Exercise task:
Work through the data below and give the number of lines holding "ring", nothing more.
>> start Listed entries
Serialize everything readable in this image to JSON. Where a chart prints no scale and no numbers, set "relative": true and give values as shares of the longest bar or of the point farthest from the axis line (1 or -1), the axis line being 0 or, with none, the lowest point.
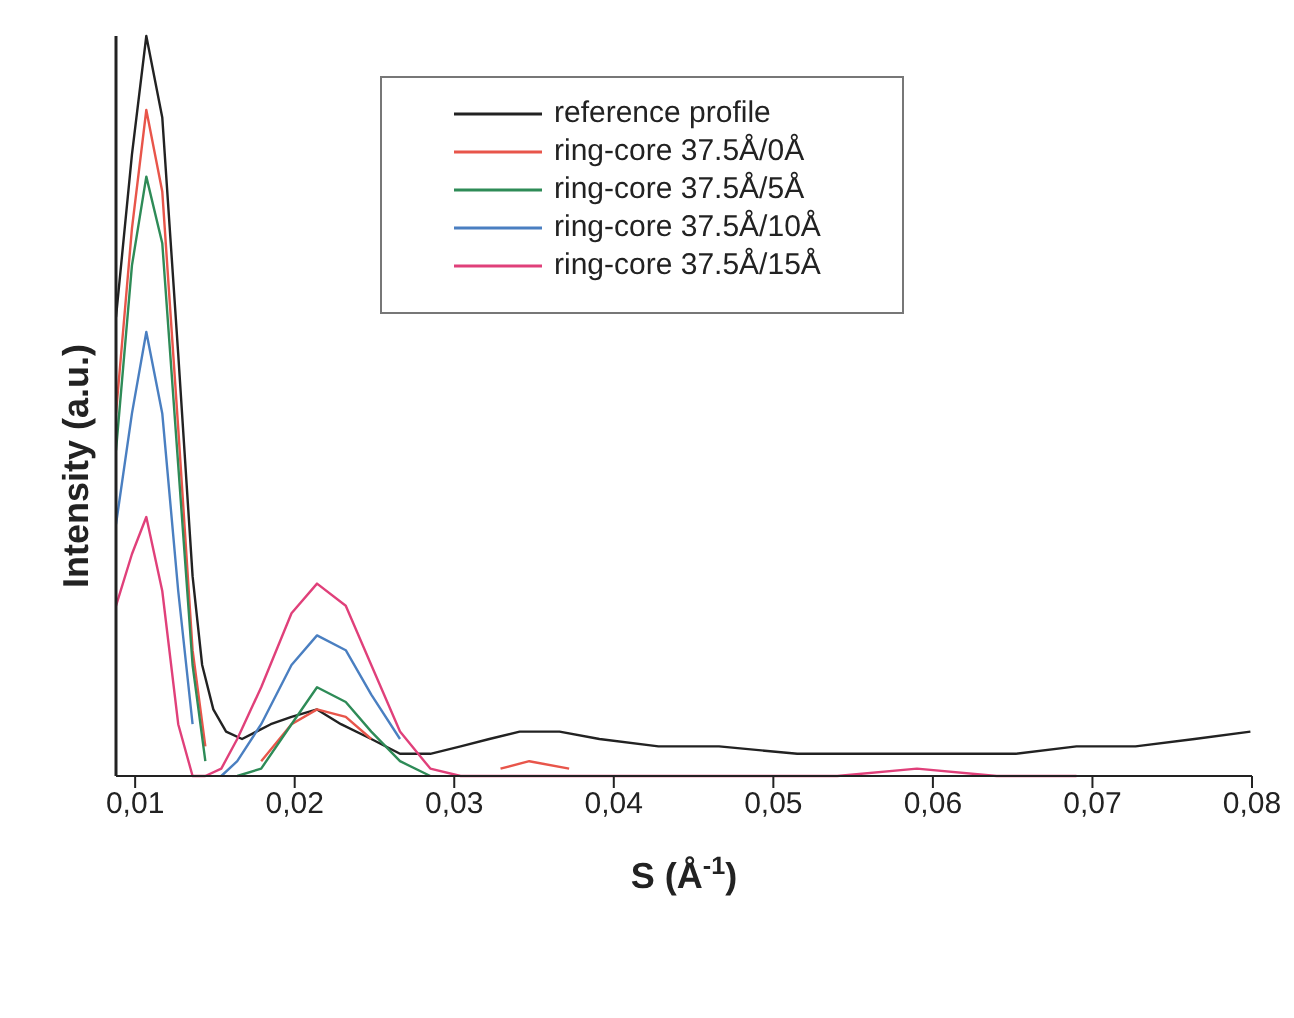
{
  "chart_data": {
    "type": "line",
    "xlabel": "S (Å$^{-1}$)",
    "ylabel": "Intensity (a.u.)",
    "relative": true,
    "xlim": [
      0.0088,
      0.08
    ],
    "xticks": [
      {
        "value": 0.01,
        "label": "0,01"
      },
      {
        "value": 0.02,
        "label": "0,02"
      },
      {
        "value": 0.03,
        "label": "0,03"
      },
      {
        "value": 0.04,
        "label": "0,04"
      },
      {
        "value": 0.05,
        "label": "0,05"
      },
      {
        "value": 0.06,
        "label": "0,06"
      },
      {
        "value": 0.07,
        "label": "0,07"
      },
      {
        "value": 0.08,
        "label": "0,08"
      }
    ],
    "x": [
      0.0088,
      0.0098,
      0.0107,
      0.0117,
      0.0127,
      0.0136,
      0.0144,
      0.0154,
      0.0164,
      0.0179,
      0.0198,
      0.0214,
      0.0232,
      0.0248,
      0.0266,
      0.0285,
      0.0304,
      0.0329,
      0.0347,
      0.0372,
      0.0403,
      0.0441,
      0.0491,
      0.054,
      0.059,
      0.064,
      0.069
    ],
    "legend": "top",
    "grid": false,
    "marker": "none",
    "line_style": "solid",
    "series": [
      {
        "name": "reference profile",
        "color": "#222222",
        "x": [
          0.0088,
          0.0098,
          0.0107,
          0.0117,
          0.0127,
          0.0136,
          0.0142,
          0.0149,
          0.0157,
          0.0167,
          0.0176,
          0.0185,
          0.0198,
          0.0214,
          0.0229,
          0.0248,
          0.0266,
          0.0285,
          0.0304,
          0.0322,
          0.0341,
          0.0366,
          0.0391,
          0.0428,
          0.0466,
          0.0515,
          0.0565,
          0.0615,
          0.0652,
          0.069,
          0.0727,
          0.0764,
          0.0799
        ],
        "values": [
          0.62,
          0.84,
          1,
          0.89,
          0.57,
          0.27,
          0.15,
          0.09,
          0.06,
          0.05,
          0.06,
          0.07,
          0.08,
          0.09,
          0.07,
          0.05,
          0.03,
          0.03,
          0.04,
          0.05,
          0.06,
          0.06,
          0.05,
          0.04,
          0.04,
          0.03,
          0.03,
          0.03,
          0.03,
          0.04,
          0.04,
          0.05,
          0.06
        ]
      },
      {
        "name": "ring-core 37.5Å/0Å",
        "color": "#e8554a",
        "values": [
          0.49,
          0.74,
          0.9,
          0.79,
          0.47,
          0.17,
          0.04,
          null,
          null,
          0.02,
          0.07,
          0.09,
          0.08,
          0.05,
          null,
          null,
          null,
          0.01,
          0.02,
          0.01,
          null,
          null,
          null,
          null,
          null,
          null,
          null
        ]
      },
      {
        "name": "ring-core 37.5Å/5Å",
        "color": "#2e8b57",
        "values": [
          0.44,
          0.69,
          0.81,
          0.72,
          0.42,
          0.15,
          0.02,
          null,
          0,
          0.01,
          0.07,
          0.12,
          0.1,
          0.06,
          0.02,
          0,
          null,
          null,
          null,
          null,
          null,
          null,
          null,
          null,
          null,
          null,
          null
        ]
      },
      {
        "name": "ring-core 37.5Å/10Å",
        "color": "#4a7fc1",
        "values": [
          0.34,
          0.49,
          0.6,
          0.49,
          0.25,
          0.07,
          null,
          0,
          0.02,
          0.07,
          0.15,
          0.19,
          0.17,
          0.11,
          0.05,
          null,
          null,
          null,
          null,
          null,
          null,
          null,
          null,
          null,
          null,
          null,
          null
        ]
      },
      {
        "name": "ring-core 37.5Å/15Å",
        "color": "#e0407a",
        "values": [
          0.23,
          0.3,
          0.35,
          0.25,
          0.07,
          0,
          0,
          0.01,
          0.05,
          0.12,
          0.22,
          0.26,
          0.23,
          0.15,
          0.06,
          0.01,
          0,
          0,
          0,
          0,
          0,
          0,
          0,
          0,
          0.01,
          0,
          0
        ]
      }
    ]
  }
}
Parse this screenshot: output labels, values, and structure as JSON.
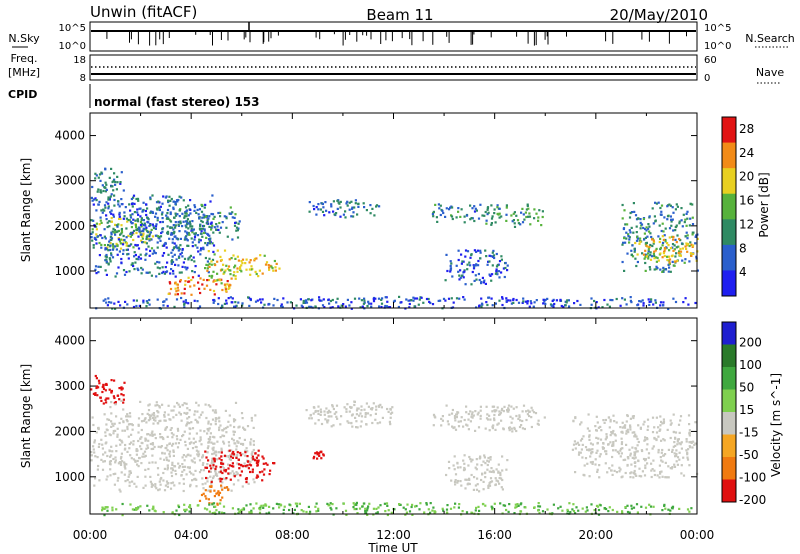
>> end Listed entries
Written solution:
4